** begin MATERIALS PROVIDED **
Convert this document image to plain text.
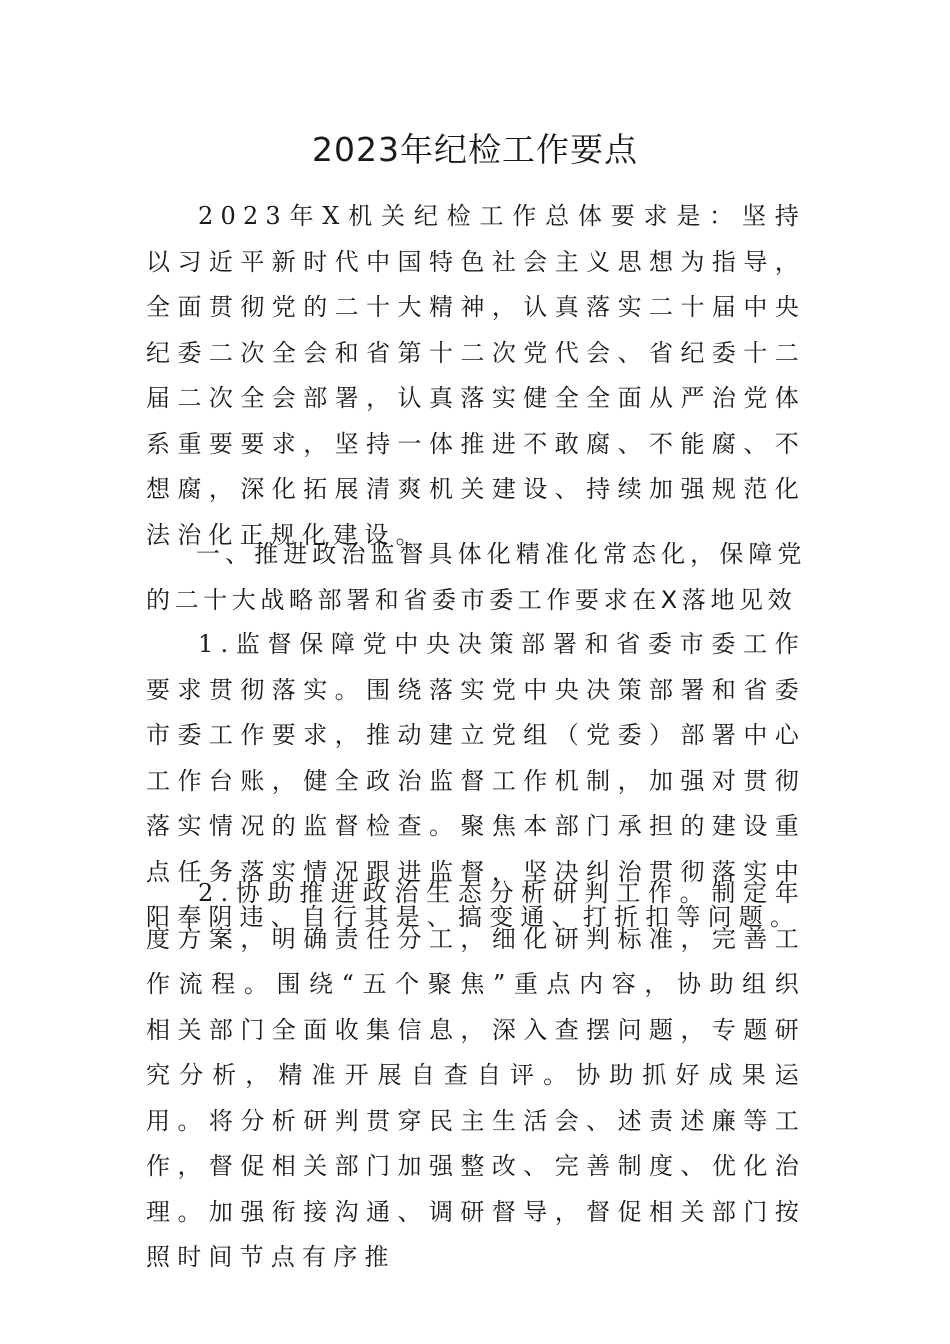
2023年纪检工作要点

2023年X机关纪检工作总体要求是：坚持以习近平新时代中国特色社会主义思想为指导，全面贯彻党的二十大精神，认真落实二十届中央纪委二次全会和省第十二次党代会、省纪委十二届二次全会部署，认真落实健全全面从严治党体系重要要求，坚持一体推进不敢腐、不能腐、不想腐，深化拓展清爽机关建设、持续加强规范化法治化正规化建设。

一、推进政治监督具体化精准化常态化，保障党的二十大战略部署和省委市委工作要求在X落地见效

1.监督保障党中央决策部署和省委市委工作要求贯彻落实。围绕落实党中央决策部署和省委市委工作要求，推动建立党组（党委）部署中心工作台账，健全政治监督工作机制，加强对贯彻落实情况的监督检查。聚焦本部门承担的建设重点任务落实情况跟进监督，坚决纠治贯彻落实中阳奉阴违、自行其是、搞变通、打折扣等问题。

2.协助推进政治生态分析研判工作。制定年度方案，明确责任分工，细化研判标准，完善工作流程。围绕“五个聚焦”重点内容，协助组织相关部门全面收集信息，深入查摆问题，专题研究分析，精准开展自查自评。协助抓好成果运用。将分析研判贯穿民主生活会、述责述廉等工作，督促相关部门加强整改、完善制度、优化治理。加强衔接沟通、调研督导，督促相关部门按照时间节点有序推
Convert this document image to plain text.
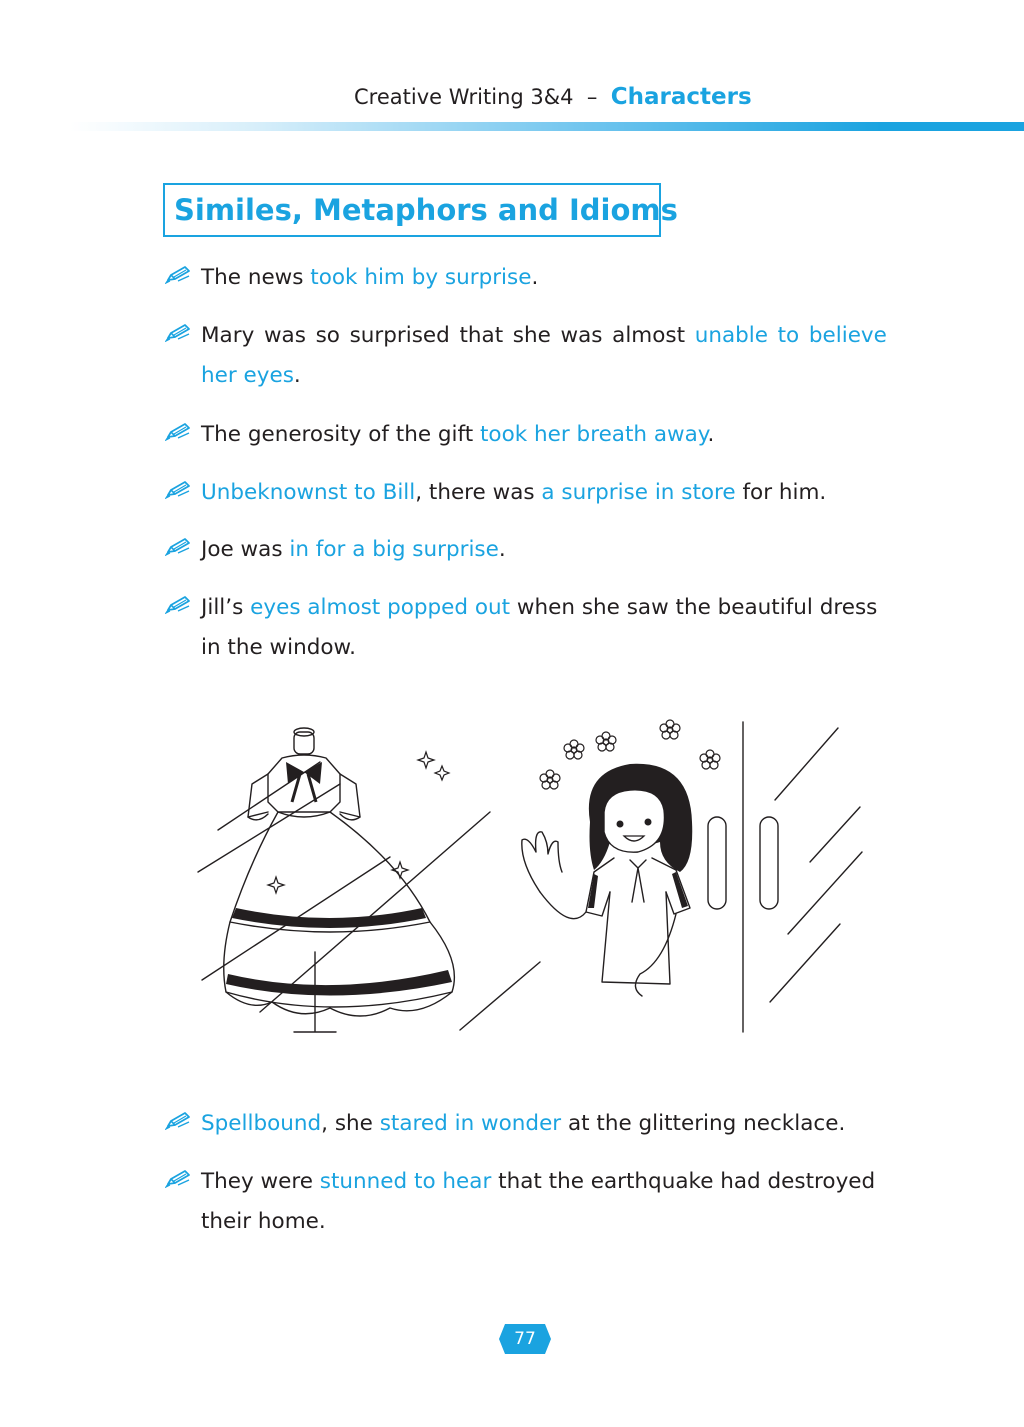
Creative Writing 3&4 – Characters
Similes, Metaphors and Idioms
The news took him by surprise.
Mary was so surprised that she was almost unable to believe
her eyes.
The generosity of the gift took her breath away.
Unbeknownst to Bill, there was a surprise in store for him.
Joe was in for a big surprise.
Jill’s eyes almost popped out when she saw the beautiful dress
in the window.
Spellbound, she stared in wonder at the glittering necklace.
They were stunned to hear that the earthquake had destroyed
their home.
77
** end MATERIALS PROVIDED **
WHAT THE TASK REQUIRES.
Your task is to collect every line above that contains the word "took".

SOLUTION TO THIS TASK.
The news took him by surprise.
The generosity of the gift took her breath away.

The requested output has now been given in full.